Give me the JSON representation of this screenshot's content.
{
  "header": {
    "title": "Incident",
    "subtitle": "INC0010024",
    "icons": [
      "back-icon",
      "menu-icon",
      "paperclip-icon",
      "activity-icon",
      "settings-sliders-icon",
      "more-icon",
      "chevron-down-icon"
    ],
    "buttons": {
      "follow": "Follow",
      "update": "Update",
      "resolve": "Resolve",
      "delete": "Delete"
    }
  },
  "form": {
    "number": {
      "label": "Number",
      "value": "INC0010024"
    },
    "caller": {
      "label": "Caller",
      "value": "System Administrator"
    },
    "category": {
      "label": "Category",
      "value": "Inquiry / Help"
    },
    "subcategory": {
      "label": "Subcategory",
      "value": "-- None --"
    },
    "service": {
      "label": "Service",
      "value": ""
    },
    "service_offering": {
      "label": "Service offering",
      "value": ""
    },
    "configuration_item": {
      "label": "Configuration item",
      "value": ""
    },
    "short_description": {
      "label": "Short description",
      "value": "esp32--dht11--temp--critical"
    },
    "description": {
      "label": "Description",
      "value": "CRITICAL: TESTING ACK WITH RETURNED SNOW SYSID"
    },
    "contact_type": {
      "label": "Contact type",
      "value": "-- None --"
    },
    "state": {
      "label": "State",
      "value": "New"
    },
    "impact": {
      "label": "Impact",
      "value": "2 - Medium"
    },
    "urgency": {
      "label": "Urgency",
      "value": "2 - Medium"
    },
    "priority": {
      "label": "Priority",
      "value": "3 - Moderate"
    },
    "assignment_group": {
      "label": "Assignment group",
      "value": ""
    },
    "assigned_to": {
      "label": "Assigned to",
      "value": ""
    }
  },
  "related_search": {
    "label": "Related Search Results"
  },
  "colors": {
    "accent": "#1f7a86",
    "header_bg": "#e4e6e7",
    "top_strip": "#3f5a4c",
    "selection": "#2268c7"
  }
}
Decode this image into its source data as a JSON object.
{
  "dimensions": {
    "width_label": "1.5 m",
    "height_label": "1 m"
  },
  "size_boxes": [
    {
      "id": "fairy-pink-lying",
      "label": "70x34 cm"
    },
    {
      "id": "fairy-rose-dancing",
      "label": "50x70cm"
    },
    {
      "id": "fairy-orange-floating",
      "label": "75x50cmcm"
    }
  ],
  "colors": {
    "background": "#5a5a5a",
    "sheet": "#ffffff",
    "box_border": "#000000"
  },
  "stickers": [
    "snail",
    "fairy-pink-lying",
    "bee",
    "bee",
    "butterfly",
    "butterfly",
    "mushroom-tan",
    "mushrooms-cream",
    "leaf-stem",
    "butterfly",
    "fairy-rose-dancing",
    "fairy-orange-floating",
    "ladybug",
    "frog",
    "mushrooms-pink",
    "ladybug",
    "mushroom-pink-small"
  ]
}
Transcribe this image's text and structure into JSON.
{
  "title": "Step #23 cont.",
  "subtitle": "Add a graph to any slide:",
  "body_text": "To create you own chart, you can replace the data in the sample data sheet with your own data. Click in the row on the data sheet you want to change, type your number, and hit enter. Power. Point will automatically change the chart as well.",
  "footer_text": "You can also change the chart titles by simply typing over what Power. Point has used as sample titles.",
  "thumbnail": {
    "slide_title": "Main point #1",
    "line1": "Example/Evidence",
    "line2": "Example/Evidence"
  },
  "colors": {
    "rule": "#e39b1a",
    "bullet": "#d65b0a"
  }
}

▶ _Given problem_: Copy exactly the lines above, from the one containing "Transcribe this image's" through the very last line.

▶ _Response below_:
Transcribe this image's text and structure into JSON.
{
  "title": "Step #23 cont.",
  "subtitle": "Add a graph to any slide:",
  "body_text": "To create you own chart, you can replace the data in the sample data sheet with your own data. Click in the row on the data sheet you want to change, type your number, and hit enter. Power. Point will automatically change the chart as well.",
  "footer_text": "You can also change the chart titles by simply typing over what Power. Point has used as sample titles.",
  "thumbnail": {
    "slide_title": "Main point #1",
    "line1": "Example/Evidence",
    "line2": "Example/Evidence"
  },
  "colors": {
    "rule": "#e39b1a",
    "bullet": "#d65b0a"
  }
}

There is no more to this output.